WHAT THE TASK REQUIRES: Retype the records that come next, word for word.

[Records from a collection of figures]
····················

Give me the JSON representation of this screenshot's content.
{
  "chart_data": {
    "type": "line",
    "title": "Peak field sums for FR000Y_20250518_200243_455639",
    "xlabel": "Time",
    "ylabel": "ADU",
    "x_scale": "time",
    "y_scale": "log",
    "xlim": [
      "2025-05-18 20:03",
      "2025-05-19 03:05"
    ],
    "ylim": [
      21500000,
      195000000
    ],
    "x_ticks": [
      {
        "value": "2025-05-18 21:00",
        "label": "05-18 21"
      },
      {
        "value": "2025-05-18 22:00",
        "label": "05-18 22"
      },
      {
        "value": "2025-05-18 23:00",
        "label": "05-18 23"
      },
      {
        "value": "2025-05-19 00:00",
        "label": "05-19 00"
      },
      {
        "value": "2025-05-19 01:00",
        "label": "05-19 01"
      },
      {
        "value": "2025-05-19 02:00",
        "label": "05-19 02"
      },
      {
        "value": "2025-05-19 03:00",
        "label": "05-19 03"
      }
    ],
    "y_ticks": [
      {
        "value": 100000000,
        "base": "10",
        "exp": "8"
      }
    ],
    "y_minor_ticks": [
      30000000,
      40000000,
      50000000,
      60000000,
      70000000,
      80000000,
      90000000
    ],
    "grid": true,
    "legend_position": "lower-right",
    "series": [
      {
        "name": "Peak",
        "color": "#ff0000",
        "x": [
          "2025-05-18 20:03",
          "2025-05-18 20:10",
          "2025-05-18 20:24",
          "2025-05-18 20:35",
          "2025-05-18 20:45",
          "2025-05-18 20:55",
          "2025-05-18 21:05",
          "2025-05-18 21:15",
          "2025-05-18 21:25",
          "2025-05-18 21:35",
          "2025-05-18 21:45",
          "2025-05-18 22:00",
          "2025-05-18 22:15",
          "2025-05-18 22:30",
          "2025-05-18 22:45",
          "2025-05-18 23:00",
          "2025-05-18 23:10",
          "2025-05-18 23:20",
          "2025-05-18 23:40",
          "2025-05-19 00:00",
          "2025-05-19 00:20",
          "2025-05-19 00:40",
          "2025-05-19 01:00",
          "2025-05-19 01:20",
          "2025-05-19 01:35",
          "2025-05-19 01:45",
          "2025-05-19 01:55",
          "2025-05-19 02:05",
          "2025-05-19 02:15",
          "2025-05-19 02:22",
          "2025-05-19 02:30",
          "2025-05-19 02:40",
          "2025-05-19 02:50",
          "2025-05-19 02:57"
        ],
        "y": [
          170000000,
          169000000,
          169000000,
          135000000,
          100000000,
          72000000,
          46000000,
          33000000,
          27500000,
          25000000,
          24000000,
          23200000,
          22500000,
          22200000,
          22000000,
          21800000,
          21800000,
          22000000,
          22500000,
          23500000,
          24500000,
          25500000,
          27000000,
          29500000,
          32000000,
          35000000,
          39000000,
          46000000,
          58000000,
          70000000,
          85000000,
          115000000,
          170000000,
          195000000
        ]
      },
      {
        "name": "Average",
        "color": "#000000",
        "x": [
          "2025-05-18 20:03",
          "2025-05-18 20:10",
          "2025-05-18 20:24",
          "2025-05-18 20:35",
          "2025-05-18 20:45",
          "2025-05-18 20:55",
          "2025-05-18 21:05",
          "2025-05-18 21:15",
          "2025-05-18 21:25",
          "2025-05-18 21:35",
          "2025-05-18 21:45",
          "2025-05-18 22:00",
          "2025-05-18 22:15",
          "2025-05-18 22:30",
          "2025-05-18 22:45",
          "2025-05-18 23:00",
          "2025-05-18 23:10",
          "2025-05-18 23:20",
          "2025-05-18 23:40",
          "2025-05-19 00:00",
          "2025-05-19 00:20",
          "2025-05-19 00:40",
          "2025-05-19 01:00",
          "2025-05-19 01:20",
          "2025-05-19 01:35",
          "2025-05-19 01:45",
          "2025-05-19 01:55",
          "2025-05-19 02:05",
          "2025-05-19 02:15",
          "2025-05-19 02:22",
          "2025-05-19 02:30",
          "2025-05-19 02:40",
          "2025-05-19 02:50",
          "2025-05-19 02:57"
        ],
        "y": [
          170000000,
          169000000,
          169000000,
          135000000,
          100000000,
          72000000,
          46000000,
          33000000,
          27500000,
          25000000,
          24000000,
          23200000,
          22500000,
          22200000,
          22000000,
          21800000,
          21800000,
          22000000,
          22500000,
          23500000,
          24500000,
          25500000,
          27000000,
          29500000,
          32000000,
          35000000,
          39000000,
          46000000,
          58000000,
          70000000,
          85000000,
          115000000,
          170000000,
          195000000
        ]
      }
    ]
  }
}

····················

RESPONSE TO THE TASK:
Give me the JSON representation of this screenshot's content.
{
  "chart_data": {
    "type": "line",
    "title": "Peak field sums for FR000Y_20250518_200243_455639",
    "xlabel": "Time",
    "ylabel": "ADU",
    "x_scale": "time",
    "y_scale": "log",
    "xlim": [
      "2025-05-18 20:03",
      "2025-05-19 03:05"
    ],
    "ylim": [
      21500000,
      195000000
    ],
    "x_ticks": [
      {
        "value": "2025-05-18 21:00",
        "label": "05-18 21"
      },
      {
        "value": "2025-05-18 22:00",
        "label": "05-18 22"
      },
      {
        "value": "2025-05-18 23:00",
        "label": "05-18 23"
      },
      {
        "value": "2025-05-19 00:00",
        "label": "05-19 00"
      },
      {
        "value": "2025-05-19 01:00",
        "label": "05-19 01"
      },
      {
        "value": "2025-05-19 02:00",
        "label": "05-19 02"
      },
      {
        "value": "2025-05-19 03:00",
        "label": "05-19 03"
      }
    ],
    "y_ticks": [
      {
        "value": 100000000,
        "base": "10",
        "exp": "8"
      }
    ],
    "y_minor_ticks": [
      30000000,
      40000000,
      50000000,
      60000000,
      70000000,
      80000000,
      90000000
    ],
    "grid": true,
    "legend_position": "lower-right",
    "series": [
      {
        "name": "Peak",
        "color": "#ff0000",
        "x": [
          "2025-05-18 20:03",
          "2025-05-18 20:10",
          "2025-05-18 20:24",
          "2025-05-18 20:35",
          "2025-05-18 20:45",
          "2025-05-18 20:55",
          "2025-05-18 21:05",
          "2025-05-18 21:15",
          "2025-05-18 21:25",
          "2025-05-18 21:35",
          "2025-05-18 21:45",
          "2025-05-18 22:00",
          "2025-05-18 22:15",
          "2025-05-18 22:30",
          "2025-05-18 22:45",
          "2025-05-18 23:00",
          "2025-05-18 23:10",
          "2025-05-18 23:20",
          "2025-05-18 23:40",
          "2025-05-19 00:00",
          "2025-05-19 00:20",
          "2025-05-19 00:40",
          "2025-05-19 01:00",
          "2025-05-19 01:20",
          "2025-05-19 01:35",
          "2025-05-19 01:45",
          "2025-05-19 01:55",
          "2025-05-19 02:05",
          "2025-05-19 02:15",
          "2025-05-19 02:22",
          "2025-05-19 02:30",
          "2025-05-19 02:40",
          "2025-05-19 02:50",
          "2025-05-19 02:57"
        ],
        "y": [
          170000000,
          169000000,
          169000000,
          135000000,
          100000000,
          72000000,
          46000000,
          33000000,
          27500000,
          25000000,
          24000000,
          23200000,
          22500000,
          22200000,
          22000000,
          21800000,
          21800000,
          22000000,
          22500000,
          23500000,
          24500000,
          25500000,
          27000000,
          29500000,
          32000000,
          35000000,
          39000000,
          46000000,
          58000000,
          70000000,
          85000000,
          115000000,
          170000000,
          195000000
        ]
      },
      {
        "name": "Average",
        "color": "#000000",
        "x": [
          "2025-05-18 20:03",
          "2025-05-18 20:10",
          "2025-05-18 20:24",
          "2025-05-18 20:35",
          "2025-05-18 20:45",
          "2025-05-18 20:55",
          "2025-05-18 21:05",
          "2025-05-18 21:15",
          "2025-05-18 21:25",
          "2025-05-18 21:35",
          "2025-05-18 21:45",
          "2025-05-18 22:00",
          "2025-05-18 22:15",
          "2025-05-18 22:30",
          "2025-05-18 22:45",
          "2025-05-18 23:00",
          "2025-05-18 23:10",
          "2025-05-18 23:20",
          "2025-05-18 23:40",
          "2025-05-19 00:00",
          "2025-05-19 00:20",
          "2025-05-19 00:40",
          "2025-05-19 01:00",
          "2025-05-19 01:20",
          "2025-05-19 01:35",
          "2025-05-19 01:45",
          "2025-05-19 01:55",
          "2025-05-19 02:05",
          "2025-05-19 02:15",
          "2025-05-19 02:22",
          "2025-05-19 02:30",
          "2025-05-19 02:40",
          "2025-05-19 02:50",
          "2025-05-19 02:57"
        ],
        "y": [
          170000000,
          169000000,
          169000000,
          135000000,
          100000000,
          72000000,
          46000000,
          33000000,
          27500000,
          25000000,
          24000000,
          23200000,
          22500000,
          22200000,
          22000000,
          21800000,
          21800000,
          22000000,
          22500000,
          23500000,
          24500000,
          25500000,
          27000000,
          29500000,
          32000000,
          35000000,
          39000000,
          46000000,
          58000000,
          70000000,
          85000000,
          115000000,
          170000000,
          195000000
        ]
      }
    ]
  }
}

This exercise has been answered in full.